§ Task: Keep the images out and copy every entry below exactly.

§ Data items:

((

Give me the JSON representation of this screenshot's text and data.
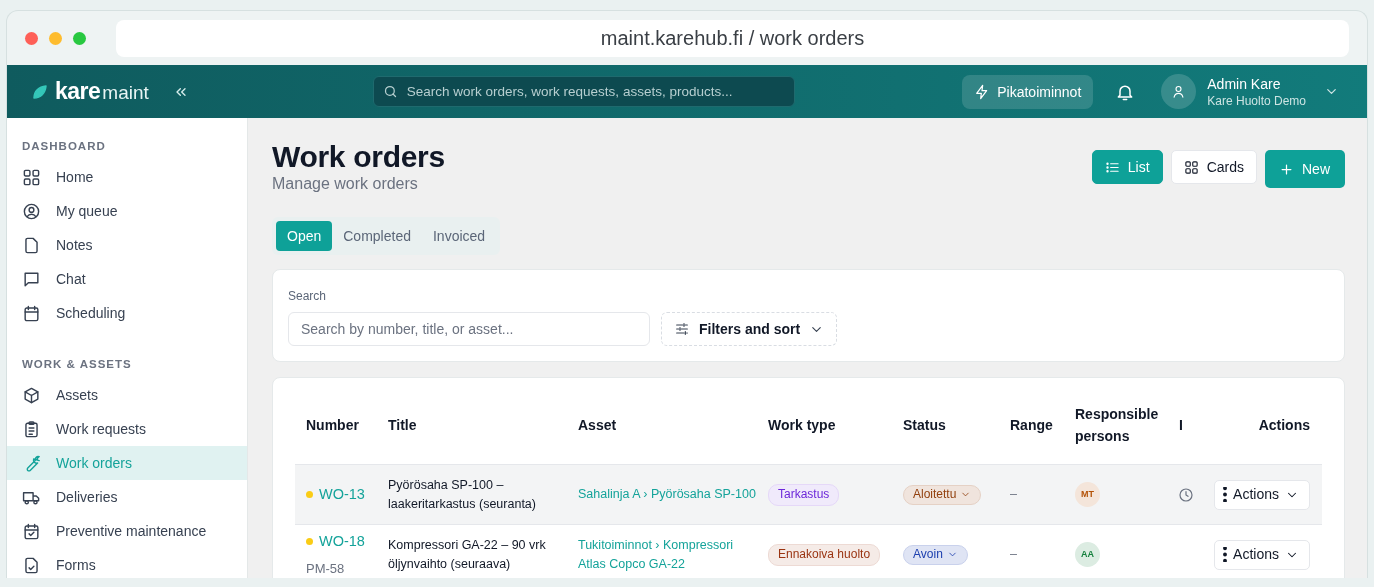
{
  "browser": {
    "url": "maint.karehub.fi / work orders"
  },
  "header": {
    "logo": {
      "brand": "kare",
      "product": "maint"
    },
    "search_placeholder": "Search work orders, work requests, assets, products...",
    "quick_actions": "Pikatoiminnot",
    "user": {
      "name": "Admin Kare",
      "organization": "Kare Huolto Demo"
    }
  },
  "sidebar": {
    "sections": [
      {
        "title": "DASHBOARD",
        "items": [
          {
            "label": "Home",
            "selected": false
          },
          {
            "label": "My queue",
            "selected": false
          },
          {
            "label": "Notes",
            "selected": false
          },
          {
            "label": "Chat",
            "selected": false
          },
          {
            "label": "Scheduling",
            "selected": false
          }
        ]
      },
      {
        "title": "WORK & ASSETS",
        "items": [
          {
            "label": "Assets",
            "selected": false
          },
          {
            "label": "Work requests",
            "selected": false
          },
          {
            "label": "Work orders",
            "selected": true
          },
          {
            "label": "Deliveries",
            "selected": false
          },
          {
            "label": "Preventive maintenance",
            "selected": false
          },
          {
            "label": "Forms",
            "selected": false
          }
        ]
      }
    ]
  },
  "page": {
    "title": "Work orders",
    "subtitle": "Manage work orders",
    "view_buttons": [
      {
        "label": "List",
        "selected": true
      },
      {
        "label": "Cards",
        "selected": false
      }
    ],
    "new_button": "New",
    "tabs": [
      {
        "label": "Open",
        "selected": true
      },
      {
        "label": "Completed",
        "selected": false
      },
      {
        "label": "Invoiced",
        "selected": false
      }
    ],
    "search": {
      "label": "Search",
      "placeholder": "Search by number, title, or asset...",
      "filter_button": "Filters and sort"
    },
    "table": {
      "columns": [
        "Number",
        "Title",
        "Asset",
        "Work type",
        "Status",
        "Range",
        "Responsible persons",
        "I",
        "Actions"
      ],
      "rows": [
        {
          "number": "WO-13",
          "priority_dot": {
            "color": "#facc15"
          },
          "title": "Pyörösaha SP-100 – laakeritarkastus (seuranta)",
          "asset": "Sahalinja A › Pyörösaha SP-100",
          "work_type": {
            "label": "Tarkastus",
            "color": "#6d28d9"
          },
          "status": {
            "label": "Aloitettu",
            "color": "#92400e"
          },
          "range": "–",
          "responsible": [
            {
              "initials": "MT",
              "color": "#b45309"
            }
          ],
          "timer": true,
          "hovered": true,
          "action": "Actions"
        },
        {
          "number": "WO-18",
          "sub_number": "PM-58",
          "priority_dot": {
            "color": "#facc15"
          },
          "title": "Kompressori GA-22 – 90 vrk öljynvaihto (seuraava)",
          "asset": "Tukitoiminnot › Kompressori Atlas Copco GA-22",
          "work_type": {
            "label": "Ennakoiva huolto",
            "color": "#9a3412"
          },
          "status": {
            "label": "Avoin",
            "color": "#1e40af"
          },
          "range": "–",
          "responsible": [
            {
              "initials": "AA",
              "color": "#15803d"
            }
          ],
          "timer": false,
          "hovered": false,
          "action": "Actions"
        }
      ]
    }
  }
}
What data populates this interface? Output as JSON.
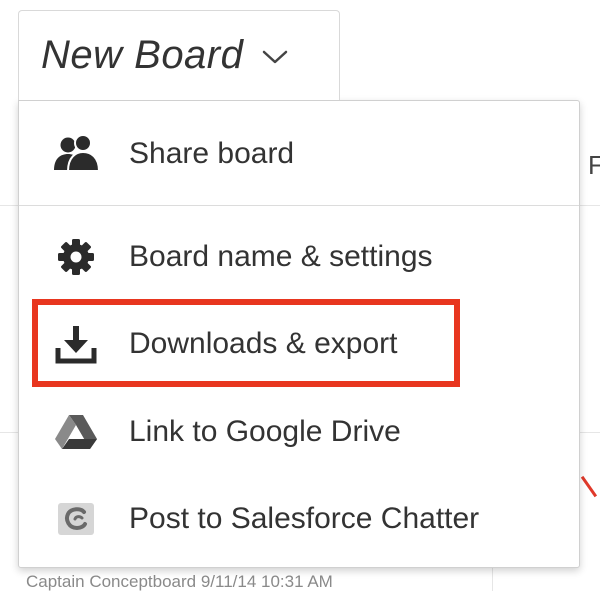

))

§ Task output:
Give me the JSON representation of this screenshot's text and data.
{
  "browser": {
    "url": "maint.karehub.fi / work orders"
  },
  "header": {
    "logo": {
      "brand": "kare",
      "product": "maint"
    },
    "search_placeholder": "Search work orders, work requests, assets, products...",
    "quick_actions": "Pikatoiminnot",
    "user": {
      "name": "Admin Kare",
      "organization": "Kare Huolto Demo"
    }
  },
  "sidebar": {
    "sections": [
      {
        "title": "DASHBOARD",
        "items": [
          {
            "label": "Home",
            "selected": false
          },
          {
            "label": "My queue",
            "selected": false
          },
          {
            "label": "Notes",
            "selected": false
          },
          {
            "label": "Chat",
            "selected": false
          },
          {
            "label": "Scheduling",
            "selected": false
          }
        ]
      },
      {
        "title": "WORK & ASSETS",
        "items": [
          {
            "label": "Assets",
            "selected": false
          },
          {
            "label": "Work requests",
            "selected": false
          },
          {
            "label": "Work orders",
            "selected": true
          },
          {
            "label": "Deliveries",
            "selected": false
          },
          {
            "label": "Preventive maintenance",
            "selected": false
          },
          {
            "label": "Forms",
            "selected": false
          }
        ]
      }
    ]
  },
  "page": {
    "title": "Work orders",
    "subtitle": "Manage work orders",
    "view_buttons": [
      {
        "label": "List",
        "selected": true
      },
      {
        "label": "Cards",
        "selected": false
      }
    ],
    "new_button": "New",
    "tabs": [
      {
        "label": "Open",
        "selected": true
      },
      {
        "label": "Completed",
        "selected": false
      },
      {
        "label": "Invoiced",
        "selected": false
      }
    ],
    "search": {
      "label": "Search",
      "placeholder": "Search by number, title, or asset...",
      "filter_button": "Filters and sort"
    },
    "table": {
      "columns": [
        "Number",
        "Title",
        "Asset",
        "Work type",
        "Status",
        "Range",
        "Responsible persons",
        "I",
        "Actions"
      ],
      "rows": [
        {
          "number": "WO-13",
          "priority_dot": {
            "color": "#facc15"
          },
          "title": "Pyörösaha SP-100 – laakeritarkastus (seuranta)",
          "asset": "Sahalinja A › Pyörösaha SP-100",
          "work_type": {
            "label": "Tarkastus",
            "color": "#6d28d9"
          },
          "status": {
            "label": "Aloitettu",
            "color": "#92400e"
          },
          "range": "–",
          "responsible": [
            {
              "initials": "MT",
              "color": "#b45309"
            }
          ],
          "timer": true,
          "hovered": true,
          "action": "Actions"
        },
        {
          "number": "WO-18",
          "sub_number": "PM-58",
          "priority_dot": {
            "color": "#facc15"
          },
          "title": "Kompressori GA-22 – 90 vrk öljynvaihto (seuraava)",
          "asset": "Tukitoiminnot › Kompressori Atlas Copco GA-22",
          "work_type": {
            "label": "Ennakoiva huolto",
            "color": "#9a3412"
          },
          "status": {
            "label": "Avoin",
            "color": "#1e40af"
          },
          "range": "–",
          "responsible": [
            {
              "initials": "AA",
              "color": "#15803d"
            }
          ],
          "timer": false,
          "hovered": false,
          "action": "Actions"
        }
      ]
    }
  }
}
What data populates this interface? Output as JSON.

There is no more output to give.